--- Start of Data ---

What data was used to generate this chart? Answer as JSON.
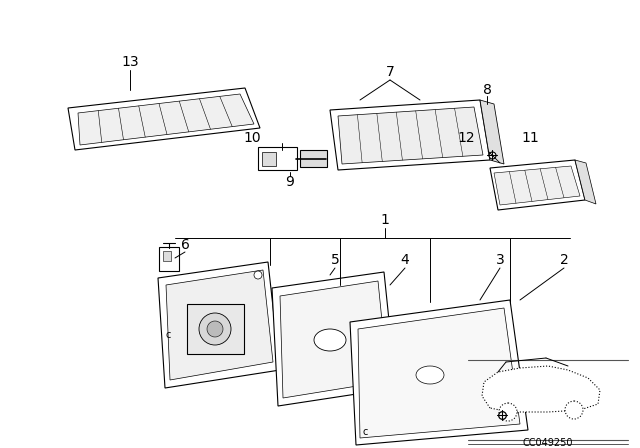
{
  "bg_color": "#ffffff",
  "line_color": "#000000",
  "diagram_code": "CC049250",
  "lw": 0.8,
  "fig_w": 6.4,
  "fig_h": 4.48,
  "dpi": 100
}
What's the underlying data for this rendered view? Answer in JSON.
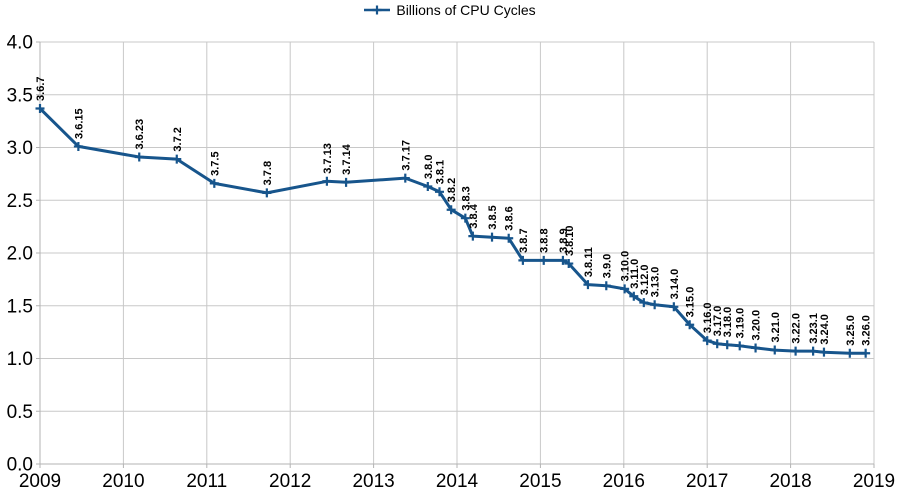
{
  "chart_data": {
    "type": "line",
    "title": "",
    "legend_entries": [
      "Billions of CPU Cycles"
    ],
    "legend_position": "top-center",
    "grid": true,
    "xlim": [
      2009,
      2019
    ],
    "ylim": [
      0,
      4
    ],
    "x_ticks": [
      2009,
      2010,
      2011,
      2012,
      2013,
      2014,
      2015,
      2016,
      2017,
      2018,
      2019
    ],
    "y_ticks": [
      4.0,
      3.5,
      3.0,
      2.5,
      2.0,
      1.5,
      1.0,
      0.5,
      0.0
    ],
    "y_tick_labels": [
      "4.0",
      "3.5",
      "3.0",
      "2.5",
      "2.0",
      "1.5",
      "1.0",
      "0.5",
      "0.0"
    ],
    "series": [
      {
        "name": "Billions of CPU Cycles",
        "color": "#17558C",
        "marker": "plus",
        "point_labels": [
          "3.6.7",
          "3.6.15",
          "3.6.23",
          "3.7.2",
          "3.7.5",
          "3.7.8",
          "3.7.13",
          "3.7.14",
          "3.7.17",
          "3.8.0",
          "3.8.1",
          "3.8.2",
          "3.8.3",
          "3.8.4",
          "3.8.5",
          "3.8.6",
          "3.8.7",
          "3.8.8",
          "3.8.9",
          "3.8.10",
          "3.8.11",
          "3.9.0",
          "3.10.0",
          "3.11.0",
          "3.12.0",
          "3.13.0",
          "3.14.0",
          "3.15.0",
          "3.16.0",
          "3.17.0",
          "3.18.0",
          "3.19.0",
          "3.20.0",
          "3.21.0",
          "3.22.0",
          "3.23.1",
          "3.24.0",
          "3.25.0",
          "3.26.0"
        ],
        "x": [
          2009.0,
          2009.46,
          2010.19,
          2010.64,
          2011.09,
          2011.72,
          2012.44,
          2012.67,
          2013.38,
          2013.65,
          2013.79,
          2013.93,
          2014.1,
          2014.19,
          2014.42,
          2014.62,
          2014.79,
          2015.04,
          2015.27,
          2015.34,
          2015.57,
          2015.79,
          2016.01,
          2016.12,
          2016.24,
          2016.37,
          2016.6,
          2016.79,
          2017.0,
          2017.12,
          2017.24,
          2017.39,
          2017.58,
          2017.81,
          2018.06,
          2018.27,
          2018.4,
          2018.71,
          2018.9
        ],
        "values": [
          3.37,
          3.01,
          2.91,
          2.89,
          2.66,
          2.57,
          2.68,
          2.67,
          2.71,
          2.63,
          2.58,
          2.41,
          2.33,
          2.16,
          2.15,
          2.14,
          1.93,
          1.93,
          1.93,
          1.9,
          1.7,
          1.69,
          1.66,
          1.59,
          1.53,
          1.51,
          1.49,
          1.32,
          1.17,
          1.14,
          1.13,
          1.12,
          1.1,
          1.08,
          1.07,
          1.07,
          1.06,
          1.05,
          1.05
        ]
      }
    ],
    "colors": {
      "series": "#17558C",
      "grid": "#c8c8c8",
      "axis": "#b3b3b3",
      "tick_text": "#000000",
      "point_label_text": "#000000",
      "background": "#ffffff"
    }
  }
}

--- End of Data ---

- [Short problem] Write out every record above exactly as it stands, but leave out the pictures.

- [Answer below]
What data was used to generate this chart? Answer as JSON.
{
  "bg_color": "#ffffff",
  "line_color": "#000000",
  "diagram_code": "CC049250",
  "lw": 0.8,
  "fig_w": 6.4,
  "fig_h": 4.48,
  "dpi": 100
}
What's the underlying data for this rendered view? Answer in JSON.
{
  "chart_data": {
    "type": "line",
    "title": "",
    "legend_entries": [
      "Billions of CPU Cycles"
    ],
    "legend_position": "top-center",
    "grid": true,
    "xlim": [
      2009,
      2019
    ],
    "ylim": [
      0,
      4
    ],
    "x_ticks": [
      2009,
      2010,
      2011,
      2012,
      2013,
      2014,
      2015,
      2016,
      2017,
      2018,
      2019
    ],
    "y_ticks": [
      4.0,
      3.5,
      3.0,
      2.5,
      2.0,
      1.5,
      1.0,
      0.5,
      0.0
    ],
    "y_tick_labels": [
      "4.0",
      "3.5",
      "3.0",
      "2.5",
      "2.0",
      "1.5",
      "1.0",
      "0.5",
      "0.0"
    ],
    "series": [
      {
        "name": "Billions of CPU Cycles",
        "color": "#17558C",
        "marker": "plus",
        "point_labels": [
          "3.6.7",
          "3.6.15",
          "3.6.23",
          "3.7.2",
          "3.7.5",
          "3.7.8",
          "3.7.13",
          "3.7.14",
          "3.7.17",
          "3.8.0",
          "3.8.1",
          "3.8.2",
          "3.8.3",
          "3.8.4",
          "3.8.5",
          "3.8.6",
          "3.8.7",
          "3.8.8",
          "3.8.9",
          "3.8.10",
          "3.8.11",
          "3.9.0",
          "3.10.0",
          "3.11.0",
          "3.12.0",
          "3.13.0",
          "3.14.0",
          "3.15.0",
          "3.16.0",
          "3.17.0",
          "3.18.0",
          "3.19.0",
          "3.20.0",
          "3.21.0",
          "3.22.0",
          "3.23.1",
          "3.24.0",
          "3.25.0",
          "3.26.0"
        ],
        "x": [
          2009.0,
          2009.46,
          2010.19,
          2010.64,
          2011.09,
          2011.72,
          2012.44,
          2012.67,
          2013.38,
          2013.65,
          2013.79,
          2013.93,
          2014.1,
          2014.19,
          2014.42,
          2014.62,
          2014.79,
          2015.04,
          2015.27,
          2015.34,
          2015.57,
          2015.79,
          2016.01,
          2016.12,
          2016.24,
          2016.37,
          2016.6,
          2016.79,
          2017.0,
          2017.12,
          2017.24,
          2017.39,
          2017.58,
          2017.81,
          2018.06,
          2018.27,
          2018.4,
          2018.71,
          2018.9
        ],
        "values": [
          3.37,
          3.01,
          2.91,
          2.89,
          2.66,
          2.57,
          2.68,
          2.67,
          2.71,
          2.63,
          2.58,
          2.41,
          2.33,
          2.16,
          2.15,
          2.14,
          1.93,
          1.93,
          1.93,
          1.9,
          1.7,
          1.69,
          1.66,
          1.59,
          1.53,
          1.51,
          1.49,
          1.32,
          1.17,
          1.14,
          1.13,
          1.12,
          1.1,
          1.08,
          1.07,
          1.07,
          1.06,
          1.05,
          1.05
        ]
      }
    ],
    "colors": {
      "series": "#17558C",
      "grid": "#c8c8c8",
      "axis": "#b3b3b3",
      "tick_text": "#000000",
      "point_label_text": "#000000",
      "background": "#ffffff"
    }
  }
}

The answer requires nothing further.